WHAT NEEDS TO BE DONE: Your task is to print the material below exactly as presented.

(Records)

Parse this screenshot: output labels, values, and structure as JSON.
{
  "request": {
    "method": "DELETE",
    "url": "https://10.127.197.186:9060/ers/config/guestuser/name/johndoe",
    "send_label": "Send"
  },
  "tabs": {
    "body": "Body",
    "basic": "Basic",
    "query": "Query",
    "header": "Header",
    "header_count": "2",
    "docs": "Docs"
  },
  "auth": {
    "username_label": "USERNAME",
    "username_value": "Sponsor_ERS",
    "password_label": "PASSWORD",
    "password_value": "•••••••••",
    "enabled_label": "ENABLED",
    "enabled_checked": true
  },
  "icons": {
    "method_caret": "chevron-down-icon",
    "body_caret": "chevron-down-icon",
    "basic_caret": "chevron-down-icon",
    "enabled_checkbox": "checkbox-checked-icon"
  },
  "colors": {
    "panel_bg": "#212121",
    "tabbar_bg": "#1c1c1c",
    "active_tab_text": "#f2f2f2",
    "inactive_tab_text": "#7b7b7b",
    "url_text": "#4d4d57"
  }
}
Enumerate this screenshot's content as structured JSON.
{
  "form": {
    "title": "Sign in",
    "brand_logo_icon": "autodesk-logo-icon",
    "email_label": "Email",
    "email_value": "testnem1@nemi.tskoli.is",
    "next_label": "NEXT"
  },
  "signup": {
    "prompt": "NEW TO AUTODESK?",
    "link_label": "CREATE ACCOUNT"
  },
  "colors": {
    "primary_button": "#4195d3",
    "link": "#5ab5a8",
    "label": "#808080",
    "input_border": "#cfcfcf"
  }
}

TASK OUTPUT:
Parse this screenshot: output labels, values, and structure as JSON.
{
  "request": {
    "method": "DELETE",
    "url": "https://10.127.197.186:9060/ers/config/guestuser/name/johndoe",
    "send_label": "Send"
  },
  "tabs": {
    "body": "Body",
    "basic": "Basic",
    "query": "Query",
    "header": "Header",
    "header_count": "2",
    "docs": "Docs"
  },
  "auth": {
    "username_label": "USERNAME",
    "username_value": "Sponsor_ERS",
    "password_label": "PASSWORD",
    "password_value": "•••••••••",
    "enabled_label": "ENABLED",
    "enabled_checked": true
  },
  "icons": {
    "method_caret": "chevron-down-icon",
    "body_caret": "chevron-down-icon",
    "basic_caret": "chevron-down-icon",
    "enabled_checkbox": "checkbox-checked-icon"
  },
  "colors": {
    "panel_bg": "#212121",
    "tabbar_bg": "#1c1c1c",
    "active_tab_text": "#f2f2f2",
    "inactive_tab_text": "#7b7b7b",
    "url_text": "#4d4d57"
  }
}
Enumerate this screenshot's content as structured JSON.
{
  "form": {
    "title": "Sign in",
    "brand_logo_icon": "autodesk-logo-icon",
    "email_label": "Email",
    "email_value": "testnem1@nemi.tskoli.is",
    "next_label": "NEXT"
  },
  "signup": {
    "prompt": "NEW TO AUTODESK?",
    "link_label": "CREATE ACCOUNT"
  },
  "colors": {
    "primary_button": "#4195d3",
    "link": "#5ab5a8",
    "label": "#808080",
    "input_border": "#cfcfcf"
  }
}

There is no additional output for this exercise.